Copy out every line that contains "xlabel".
--- START DATA SUPPLIED ---
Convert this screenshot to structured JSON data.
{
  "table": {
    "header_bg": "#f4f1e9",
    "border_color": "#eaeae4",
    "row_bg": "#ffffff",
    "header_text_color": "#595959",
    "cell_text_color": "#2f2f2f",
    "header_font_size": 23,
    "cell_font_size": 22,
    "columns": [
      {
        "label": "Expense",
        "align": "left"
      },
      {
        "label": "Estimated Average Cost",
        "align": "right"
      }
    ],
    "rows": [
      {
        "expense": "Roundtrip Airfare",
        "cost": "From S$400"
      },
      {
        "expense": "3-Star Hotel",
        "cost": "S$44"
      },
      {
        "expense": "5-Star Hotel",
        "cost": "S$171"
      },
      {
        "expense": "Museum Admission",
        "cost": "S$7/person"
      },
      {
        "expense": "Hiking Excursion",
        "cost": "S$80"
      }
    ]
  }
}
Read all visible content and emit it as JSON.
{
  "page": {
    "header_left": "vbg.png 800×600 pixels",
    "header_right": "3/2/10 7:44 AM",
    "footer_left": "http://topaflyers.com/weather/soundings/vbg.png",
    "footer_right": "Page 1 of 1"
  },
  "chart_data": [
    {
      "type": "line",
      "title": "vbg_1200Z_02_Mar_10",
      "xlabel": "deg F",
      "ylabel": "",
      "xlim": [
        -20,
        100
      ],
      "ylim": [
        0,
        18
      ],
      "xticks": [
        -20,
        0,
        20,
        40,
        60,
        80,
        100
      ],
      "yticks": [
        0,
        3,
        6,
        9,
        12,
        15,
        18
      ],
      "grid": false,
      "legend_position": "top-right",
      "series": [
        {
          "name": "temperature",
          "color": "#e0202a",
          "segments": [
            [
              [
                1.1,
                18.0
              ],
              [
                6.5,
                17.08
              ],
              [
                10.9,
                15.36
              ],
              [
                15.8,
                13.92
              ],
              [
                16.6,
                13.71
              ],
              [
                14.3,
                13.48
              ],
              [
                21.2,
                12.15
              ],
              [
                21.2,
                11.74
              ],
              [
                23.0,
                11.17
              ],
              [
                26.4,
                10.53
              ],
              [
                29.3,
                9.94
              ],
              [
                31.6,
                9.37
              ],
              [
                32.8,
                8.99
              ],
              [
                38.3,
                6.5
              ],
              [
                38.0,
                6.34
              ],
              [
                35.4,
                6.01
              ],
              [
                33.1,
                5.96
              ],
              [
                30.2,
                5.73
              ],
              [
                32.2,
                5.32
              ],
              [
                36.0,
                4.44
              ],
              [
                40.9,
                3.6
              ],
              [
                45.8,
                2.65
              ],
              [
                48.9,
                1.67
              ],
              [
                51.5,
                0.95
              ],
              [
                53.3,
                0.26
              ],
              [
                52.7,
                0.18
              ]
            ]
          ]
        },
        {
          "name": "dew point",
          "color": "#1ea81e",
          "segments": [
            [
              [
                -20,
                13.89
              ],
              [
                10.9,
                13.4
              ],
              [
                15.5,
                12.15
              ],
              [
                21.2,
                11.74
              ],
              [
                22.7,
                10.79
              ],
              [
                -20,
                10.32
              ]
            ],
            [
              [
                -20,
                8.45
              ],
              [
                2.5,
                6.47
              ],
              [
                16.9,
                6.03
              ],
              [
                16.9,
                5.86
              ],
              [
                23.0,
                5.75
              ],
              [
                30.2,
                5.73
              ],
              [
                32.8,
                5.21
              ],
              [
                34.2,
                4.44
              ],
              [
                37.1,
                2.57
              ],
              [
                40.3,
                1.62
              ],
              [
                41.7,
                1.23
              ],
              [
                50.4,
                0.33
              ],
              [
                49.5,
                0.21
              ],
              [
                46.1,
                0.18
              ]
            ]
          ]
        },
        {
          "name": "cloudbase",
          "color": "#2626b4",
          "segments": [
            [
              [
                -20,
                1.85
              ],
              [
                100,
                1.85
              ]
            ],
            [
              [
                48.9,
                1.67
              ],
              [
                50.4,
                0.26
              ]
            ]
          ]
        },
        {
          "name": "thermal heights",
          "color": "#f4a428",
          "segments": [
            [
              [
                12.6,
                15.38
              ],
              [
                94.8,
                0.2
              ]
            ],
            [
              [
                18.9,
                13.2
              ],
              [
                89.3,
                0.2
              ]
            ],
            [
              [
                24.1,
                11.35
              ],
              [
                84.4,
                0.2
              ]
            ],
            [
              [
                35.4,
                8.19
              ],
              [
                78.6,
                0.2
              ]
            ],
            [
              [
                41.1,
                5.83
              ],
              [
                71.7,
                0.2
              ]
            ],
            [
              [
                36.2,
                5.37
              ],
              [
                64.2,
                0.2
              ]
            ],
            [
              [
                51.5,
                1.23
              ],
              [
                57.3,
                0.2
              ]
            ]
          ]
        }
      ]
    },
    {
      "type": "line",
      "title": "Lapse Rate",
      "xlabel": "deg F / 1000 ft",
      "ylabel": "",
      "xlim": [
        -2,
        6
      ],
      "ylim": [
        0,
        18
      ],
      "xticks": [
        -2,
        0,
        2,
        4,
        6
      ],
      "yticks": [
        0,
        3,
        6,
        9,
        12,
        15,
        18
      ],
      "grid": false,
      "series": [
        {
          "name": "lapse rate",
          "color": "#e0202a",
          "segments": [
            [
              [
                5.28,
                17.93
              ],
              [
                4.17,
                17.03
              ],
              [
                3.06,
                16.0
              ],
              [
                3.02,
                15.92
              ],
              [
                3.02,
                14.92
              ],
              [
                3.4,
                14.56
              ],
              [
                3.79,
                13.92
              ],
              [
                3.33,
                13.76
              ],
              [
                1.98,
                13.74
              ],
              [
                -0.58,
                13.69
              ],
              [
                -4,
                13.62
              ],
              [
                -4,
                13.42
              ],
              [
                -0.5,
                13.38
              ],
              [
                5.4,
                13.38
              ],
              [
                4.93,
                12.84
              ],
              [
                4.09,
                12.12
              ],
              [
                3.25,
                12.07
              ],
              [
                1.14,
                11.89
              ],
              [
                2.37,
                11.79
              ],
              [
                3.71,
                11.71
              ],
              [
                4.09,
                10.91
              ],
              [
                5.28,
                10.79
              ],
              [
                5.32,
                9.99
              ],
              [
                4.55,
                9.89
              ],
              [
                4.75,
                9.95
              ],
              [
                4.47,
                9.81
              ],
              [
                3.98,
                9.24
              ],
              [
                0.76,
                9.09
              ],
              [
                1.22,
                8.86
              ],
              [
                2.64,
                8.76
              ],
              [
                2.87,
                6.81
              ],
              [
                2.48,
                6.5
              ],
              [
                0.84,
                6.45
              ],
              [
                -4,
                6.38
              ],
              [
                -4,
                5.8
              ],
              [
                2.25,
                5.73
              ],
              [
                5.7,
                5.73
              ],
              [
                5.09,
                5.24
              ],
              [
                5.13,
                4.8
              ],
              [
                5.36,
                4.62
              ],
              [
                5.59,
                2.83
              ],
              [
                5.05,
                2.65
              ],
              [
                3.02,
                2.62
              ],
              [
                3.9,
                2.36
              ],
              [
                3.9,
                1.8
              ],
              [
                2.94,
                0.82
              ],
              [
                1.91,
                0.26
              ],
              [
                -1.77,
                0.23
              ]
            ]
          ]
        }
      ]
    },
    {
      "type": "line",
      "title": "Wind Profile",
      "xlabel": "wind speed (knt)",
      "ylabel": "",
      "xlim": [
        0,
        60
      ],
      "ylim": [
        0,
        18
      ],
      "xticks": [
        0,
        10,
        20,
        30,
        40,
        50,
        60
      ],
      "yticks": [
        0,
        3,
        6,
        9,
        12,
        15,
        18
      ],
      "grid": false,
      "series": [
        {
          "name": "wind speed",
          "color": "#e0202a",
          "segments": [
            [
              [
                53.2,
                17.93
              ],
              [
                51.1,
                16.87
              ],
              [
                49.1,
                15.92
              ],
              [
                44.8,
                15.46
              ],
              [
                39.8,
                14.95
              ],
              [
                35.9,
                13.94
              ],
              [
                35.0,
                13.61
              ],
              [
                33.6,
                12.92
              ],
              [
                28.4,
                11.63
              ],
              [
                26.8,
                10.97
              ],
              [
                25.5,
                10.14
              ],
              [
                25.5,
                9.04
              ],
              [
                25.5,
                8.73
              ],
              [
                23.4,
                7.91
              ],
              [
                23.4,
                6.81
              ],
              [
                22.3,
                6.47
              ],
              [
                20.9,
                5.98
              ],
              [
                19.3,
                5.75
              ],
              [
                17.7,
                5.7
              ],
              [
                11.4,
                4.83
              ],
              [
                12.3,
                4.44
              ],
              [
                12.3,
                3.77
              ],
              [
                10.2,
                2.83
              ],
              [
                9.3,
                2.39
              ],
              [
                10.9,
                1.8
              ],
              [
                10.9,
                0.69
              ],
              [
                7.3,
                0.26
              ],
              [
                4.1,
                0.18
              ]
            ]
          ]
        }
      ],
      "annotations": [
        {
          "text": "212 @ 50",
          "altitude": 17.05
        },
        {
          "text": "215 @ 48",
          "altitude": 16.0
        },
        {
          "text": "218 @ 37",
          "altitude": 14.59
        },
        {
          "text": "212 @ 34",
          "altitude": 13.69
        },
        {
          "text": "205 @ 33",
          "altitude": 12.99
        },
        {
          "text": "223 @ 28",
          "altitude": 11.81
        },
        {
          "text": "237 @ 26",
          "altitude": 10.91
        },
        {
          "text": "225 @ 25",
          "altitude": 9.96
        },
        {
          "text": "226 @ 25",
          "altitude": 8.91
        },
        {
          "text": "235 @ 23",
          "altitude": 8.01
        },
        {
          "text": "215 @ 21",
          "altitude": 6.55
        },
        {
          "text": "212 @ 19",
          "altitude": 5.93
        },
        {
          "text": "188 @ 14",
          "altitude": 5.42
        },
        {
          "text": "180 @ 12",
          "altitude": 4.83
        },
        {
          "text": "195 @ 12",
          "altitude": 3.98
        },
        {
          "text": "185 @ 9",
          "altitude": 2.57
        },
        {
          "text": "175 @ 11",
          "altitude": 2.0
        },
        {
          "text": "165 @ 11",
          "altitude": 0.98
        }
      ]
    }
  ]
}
--- END DATA SUPPLIED ---
- [EXERCISE SOLUTION]:
      "xlabel": "deg F",
      "xlabel": "deg F / 1000 ft",
      "xlabel": "wind speed (knt)",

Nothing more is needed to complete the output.